DATA:

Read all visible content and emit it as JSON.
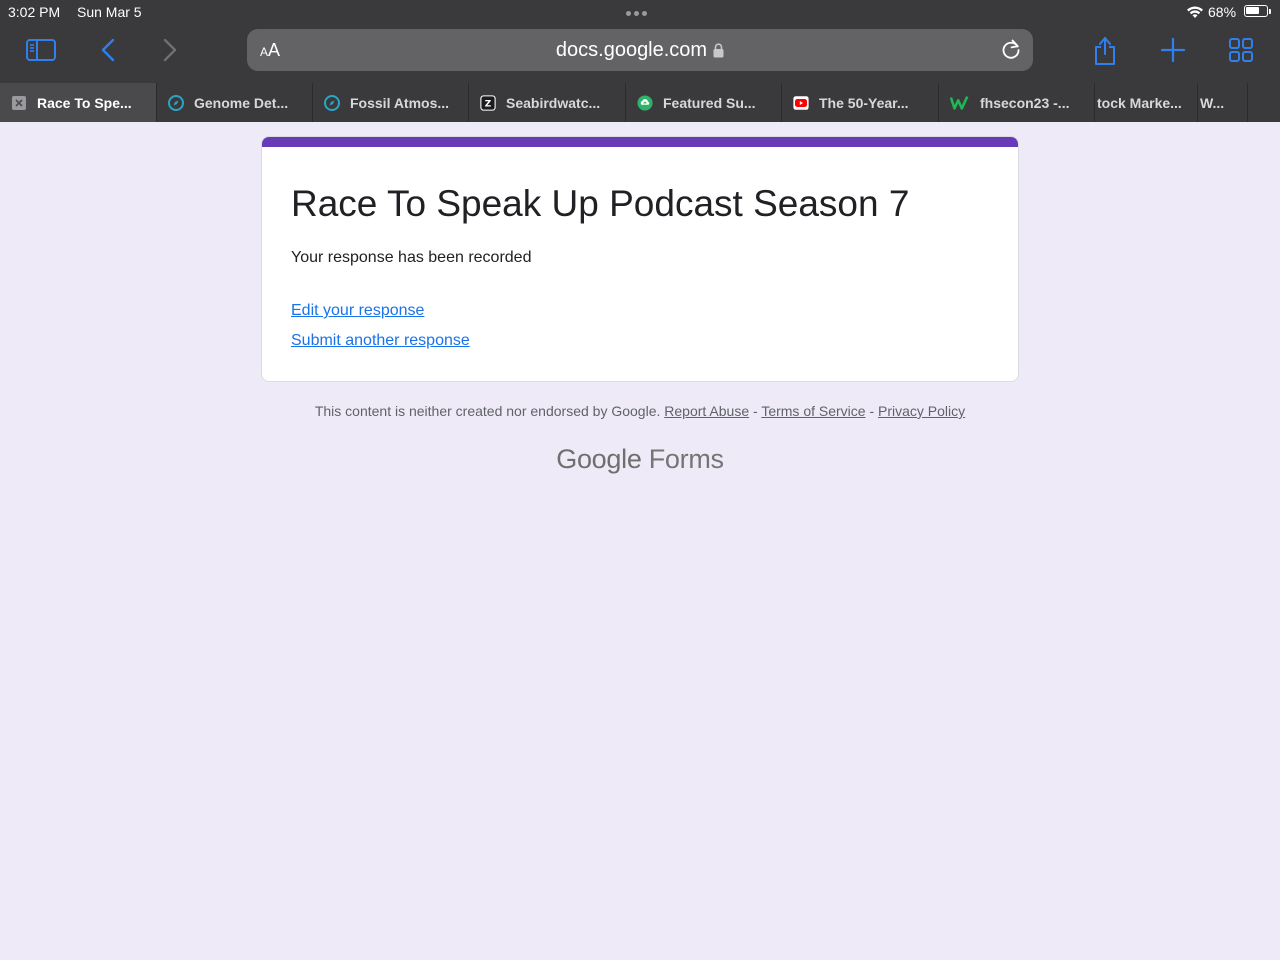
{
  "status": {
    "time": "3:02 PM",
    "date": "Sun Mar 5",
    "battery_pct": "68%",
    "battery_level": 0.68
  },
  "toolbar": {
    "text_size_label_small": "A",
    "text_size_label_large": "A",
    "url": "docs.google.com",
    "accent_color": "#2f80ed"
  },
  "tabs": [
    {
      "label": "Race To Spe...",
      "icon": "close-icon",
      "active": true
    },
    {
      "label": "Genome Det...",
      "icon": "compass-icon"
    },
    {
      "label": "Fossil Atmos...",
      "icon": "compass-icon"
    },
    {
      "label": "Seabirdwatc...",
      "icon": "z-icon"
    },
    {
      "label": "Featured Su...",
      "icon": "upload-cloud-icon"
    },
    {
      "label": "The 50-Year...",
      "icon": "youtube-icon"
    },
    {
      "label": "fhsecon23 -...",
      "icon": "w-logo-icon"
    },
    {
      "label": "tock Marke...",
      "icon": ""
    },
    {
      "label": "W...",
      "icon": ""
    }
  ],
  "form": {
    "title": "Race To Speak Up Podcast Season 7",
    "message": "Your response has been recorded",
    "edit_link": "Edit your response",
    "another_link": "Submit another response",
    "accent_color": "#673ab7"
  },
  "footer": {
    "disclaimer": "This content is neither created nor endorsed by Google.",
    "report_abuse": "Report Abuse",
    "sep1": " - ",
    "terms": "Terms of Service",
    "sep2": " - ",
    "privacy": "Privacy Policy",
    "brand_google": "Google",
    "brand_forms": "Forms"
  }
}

---

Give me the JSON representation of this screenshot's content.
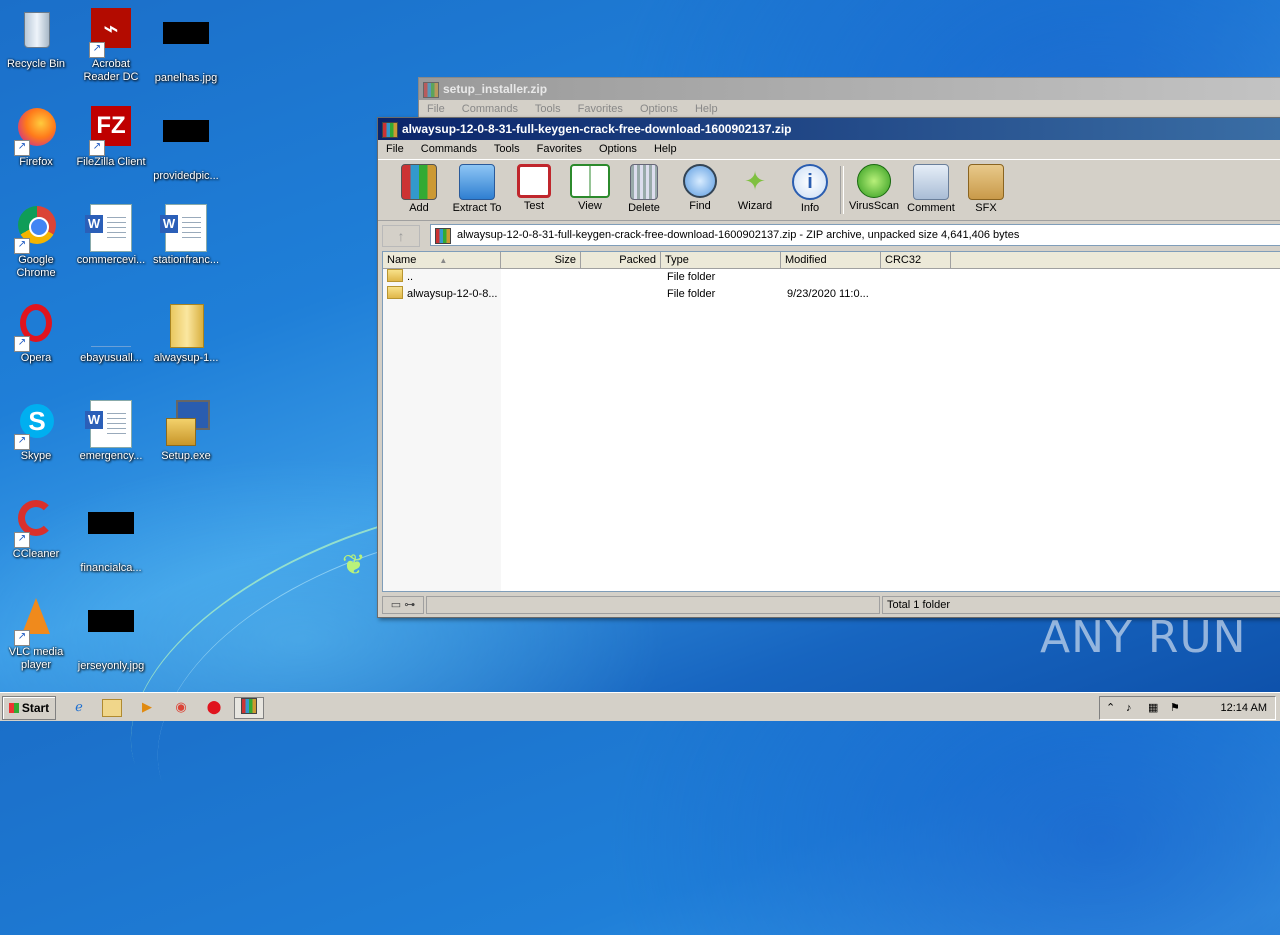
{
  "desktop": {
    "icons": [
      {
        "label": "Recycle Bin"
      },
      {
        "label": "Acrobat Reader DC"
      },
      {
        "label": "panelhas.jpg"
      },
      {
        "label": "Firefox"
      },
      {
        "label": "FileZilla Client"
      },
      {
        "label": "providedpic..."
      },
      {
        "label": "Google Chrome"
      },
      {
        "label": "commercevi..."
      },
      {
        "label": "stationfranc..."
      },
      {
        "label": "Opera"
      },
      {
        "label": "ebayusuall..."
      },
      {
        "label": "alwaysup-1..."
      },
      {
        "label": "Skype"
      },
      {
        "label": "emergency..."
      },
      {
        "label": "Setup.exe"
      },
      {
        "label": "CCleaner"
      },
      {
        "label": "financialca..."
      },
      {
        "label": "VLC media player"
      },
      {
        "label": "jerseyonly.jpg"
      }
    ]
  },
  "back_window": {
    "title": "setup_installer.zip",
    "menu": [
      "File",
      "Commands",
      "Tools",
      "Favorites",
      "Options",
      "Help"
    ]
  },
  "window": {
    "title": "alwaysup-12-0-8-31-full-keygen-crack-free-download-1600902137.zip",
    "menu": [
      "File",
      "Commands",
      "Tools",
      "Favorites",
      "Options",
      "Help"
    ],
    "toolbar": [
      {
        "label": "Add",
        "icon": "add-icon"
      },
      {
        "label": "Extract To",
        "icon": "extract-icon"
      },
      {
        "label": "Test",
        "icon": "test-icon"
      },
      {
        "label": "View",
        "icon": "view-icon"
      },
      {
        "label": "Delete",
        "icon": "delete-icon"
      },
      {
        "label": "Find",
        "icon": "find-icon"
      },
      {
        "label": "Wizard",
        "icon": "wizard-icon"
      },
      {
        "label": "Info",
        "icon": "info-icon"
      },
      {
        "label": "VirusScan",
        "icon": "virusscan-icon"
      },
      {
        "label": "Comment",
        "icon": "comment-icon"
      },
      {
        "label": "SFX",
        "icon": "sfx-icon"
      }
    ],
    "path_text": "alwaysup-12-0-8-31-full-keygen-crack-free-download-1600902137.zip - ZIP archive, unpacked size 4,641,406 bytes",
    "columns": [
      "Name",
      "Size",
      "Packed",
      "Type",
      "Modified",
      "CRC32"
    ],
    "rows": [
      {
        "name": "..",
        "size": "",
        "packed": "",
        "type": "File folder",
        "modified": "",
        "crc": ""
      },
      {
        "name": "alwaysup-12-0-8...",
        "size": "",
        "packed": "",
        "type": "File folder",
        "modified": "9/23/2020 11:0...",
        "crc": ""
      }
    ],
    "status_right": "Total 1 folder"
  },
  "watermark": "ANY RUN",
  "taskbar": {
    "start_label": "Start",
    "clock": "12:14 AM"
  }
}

* * *

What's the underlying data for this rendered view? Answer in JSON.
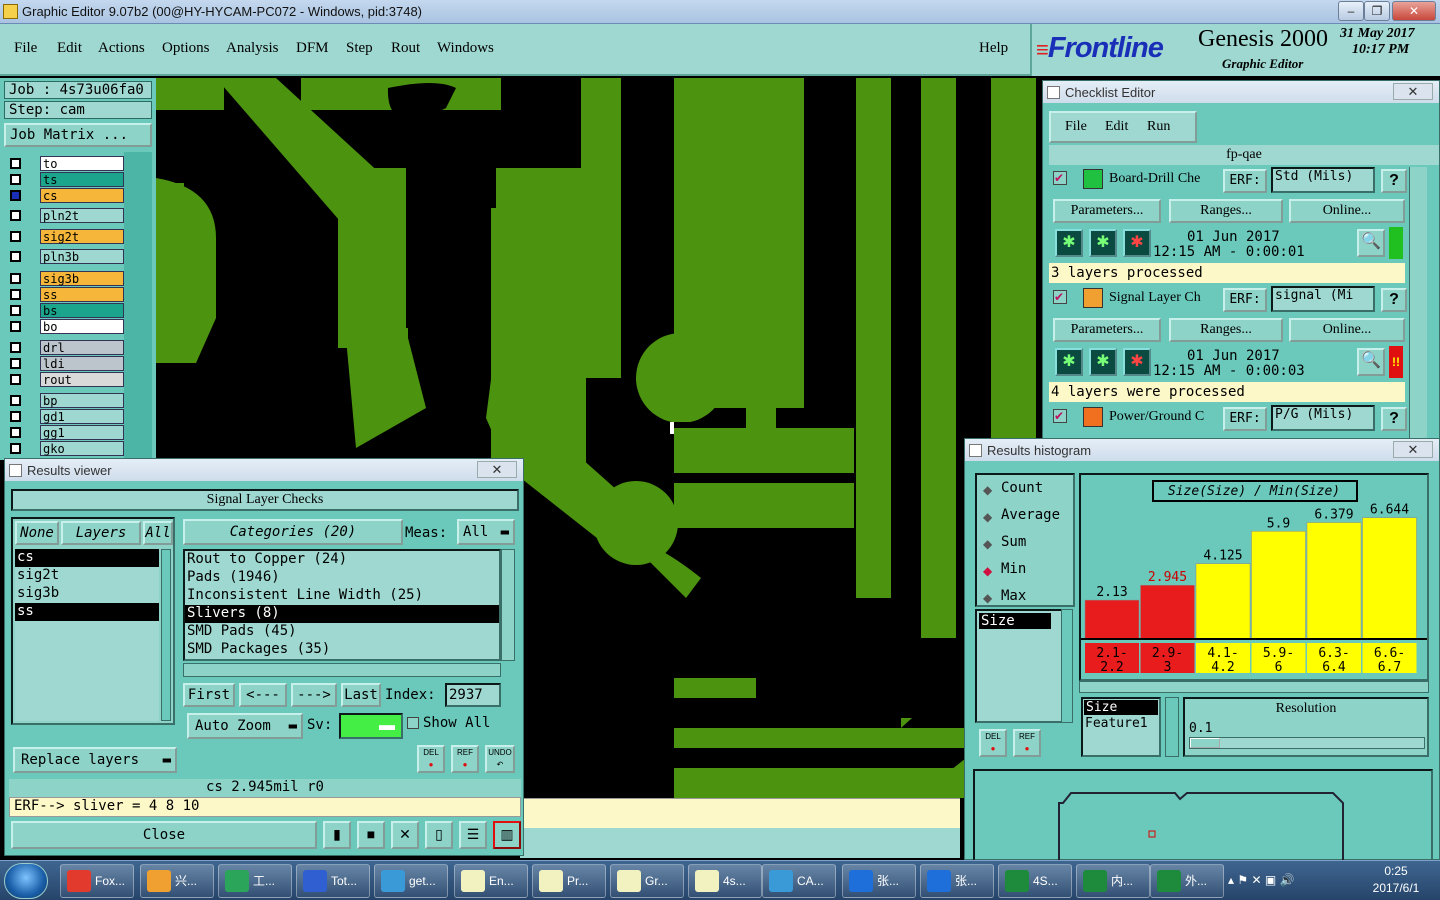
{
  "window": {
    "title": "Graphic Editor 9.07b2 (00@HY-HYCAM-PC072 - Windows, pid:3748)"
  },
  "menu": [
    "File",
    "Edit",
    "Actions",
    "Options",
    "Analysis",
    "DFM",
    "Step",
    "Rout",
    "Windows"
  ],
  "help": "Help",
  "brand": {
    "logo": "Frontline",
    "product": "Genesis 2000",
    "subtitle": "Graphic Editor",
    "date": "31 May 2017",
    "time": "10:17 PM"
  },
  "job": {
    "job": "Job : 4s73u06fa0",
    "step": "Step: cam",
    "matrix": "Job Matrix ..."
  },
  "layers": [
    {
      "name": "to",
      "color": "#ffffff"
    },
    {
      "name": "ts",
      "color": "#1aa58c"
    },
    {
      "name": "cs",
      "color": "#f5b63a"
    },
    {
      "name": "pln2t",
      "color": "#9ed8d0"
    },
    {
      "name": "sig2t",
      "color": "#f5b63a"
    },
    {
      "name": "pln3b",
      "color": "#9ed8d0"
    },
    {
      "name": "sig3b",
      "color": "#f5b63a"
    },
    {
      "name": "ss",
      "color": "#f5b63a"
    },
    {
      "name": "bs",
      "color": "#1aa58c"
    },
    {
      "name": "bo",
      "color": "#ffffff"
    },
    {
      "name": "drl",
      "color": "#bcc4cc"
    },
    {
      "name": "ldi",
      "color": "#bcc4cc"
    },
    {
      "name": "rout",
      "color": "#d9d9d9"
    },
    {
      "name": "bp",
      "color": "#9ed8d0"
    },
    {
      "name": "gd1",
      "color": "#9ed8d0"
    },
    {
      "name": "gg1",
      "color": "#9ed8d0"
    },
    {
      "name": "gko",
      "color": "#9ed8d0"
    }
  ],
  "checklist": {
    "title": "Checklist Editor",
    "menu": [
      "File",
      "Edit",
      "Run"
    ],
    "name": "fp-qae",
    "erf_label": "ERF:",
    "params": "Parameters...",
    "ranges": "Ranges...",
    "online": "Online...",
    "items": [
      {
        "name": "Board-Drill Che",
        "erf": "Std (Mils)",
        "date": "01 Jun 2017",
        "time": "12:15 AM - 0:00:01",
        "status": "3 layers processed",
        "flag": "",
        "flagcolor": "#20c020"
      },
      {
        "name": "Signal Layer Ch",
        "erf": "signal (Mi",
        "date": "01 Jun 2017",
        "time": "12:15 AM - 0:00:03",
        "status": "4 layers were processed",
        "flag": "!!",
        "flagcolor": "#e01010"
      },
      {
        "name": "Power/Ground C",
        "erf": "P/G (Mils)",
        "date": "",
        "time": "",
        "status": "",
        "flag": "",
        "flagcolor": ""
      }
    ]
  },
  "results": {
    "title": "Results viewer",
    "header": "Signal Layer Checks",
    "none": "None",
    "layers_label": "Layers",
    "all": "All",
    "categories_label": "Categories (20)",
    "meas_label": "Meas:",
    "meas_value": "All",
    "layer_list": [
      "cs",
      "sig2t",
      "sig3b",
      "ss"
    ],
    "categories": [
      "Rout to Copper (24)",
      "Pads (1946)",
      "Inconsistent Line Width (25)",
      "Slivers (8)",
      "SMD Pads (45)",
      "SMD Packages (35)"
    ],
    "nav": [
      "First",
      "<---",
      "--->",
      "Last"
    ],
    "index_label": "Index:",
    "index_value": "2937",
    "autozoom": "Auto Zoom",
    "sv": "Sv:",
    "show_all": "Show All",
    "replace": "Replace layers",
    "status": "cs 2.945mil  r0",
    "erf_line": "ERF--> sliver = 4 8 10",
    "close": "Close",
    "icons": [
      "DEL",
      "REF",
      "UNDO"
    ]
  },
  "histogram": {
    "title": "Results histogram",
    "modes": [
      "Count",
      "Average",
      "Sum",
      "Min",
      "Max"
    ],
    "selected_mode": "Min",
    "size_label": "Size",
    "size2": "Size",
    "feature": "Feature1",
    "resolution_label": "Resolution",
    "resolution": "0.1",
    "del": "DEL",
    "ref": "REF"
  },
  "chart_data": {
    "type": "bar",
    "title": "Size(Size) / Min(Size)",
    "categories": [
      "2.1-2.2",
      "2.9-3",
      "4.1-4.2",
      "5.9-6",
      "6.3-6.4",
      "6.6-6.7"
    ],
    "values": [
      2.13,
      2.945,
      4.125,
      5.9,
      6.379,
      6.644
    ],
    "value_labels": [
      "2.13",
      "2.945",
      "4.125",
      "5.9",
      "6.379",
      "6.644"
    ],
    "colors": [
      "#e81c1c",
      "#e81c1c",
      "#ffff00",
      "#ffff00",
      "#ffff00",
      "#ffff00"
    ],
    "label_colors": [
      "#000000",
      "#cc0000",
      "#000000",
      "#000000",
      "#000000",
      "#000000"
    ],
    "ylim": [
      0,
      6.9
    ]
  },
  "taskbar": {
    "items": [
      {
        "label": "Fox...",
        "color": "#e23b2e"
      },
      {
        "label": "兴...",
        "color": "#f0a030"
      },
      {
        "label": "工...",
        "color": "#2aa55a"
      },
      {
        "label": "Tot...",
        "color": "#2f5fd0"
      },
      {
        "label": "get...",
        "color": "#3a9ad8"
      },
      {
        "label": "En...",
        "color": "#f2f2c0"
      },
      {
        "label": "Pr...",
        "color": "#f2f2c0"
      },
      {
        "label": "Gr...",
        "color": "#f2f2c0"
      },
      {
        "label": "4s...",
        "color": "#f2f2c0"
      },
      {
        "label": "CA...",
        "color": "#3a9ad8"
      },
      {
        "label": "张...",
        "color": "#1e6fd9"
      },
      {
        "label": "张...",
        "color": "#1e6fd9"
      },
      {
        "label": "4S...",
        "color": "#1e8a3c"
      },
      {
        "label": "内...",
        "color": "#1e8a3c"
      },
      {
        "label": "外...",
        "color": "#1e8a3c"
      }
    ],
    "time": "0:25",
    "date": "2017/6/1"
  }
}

YOUR INSTRUCTIONS: Gather each line in the entries above where the string "Editor" is found.

WRITTEN SOLUTION:
    "title": "Graphic Editor 9.07b2 (00@HY-HYCAM-PC072 - Windows, pid:3748)"
    "subtitle": "Graphic Editor",
    "title": "Checklist Editor",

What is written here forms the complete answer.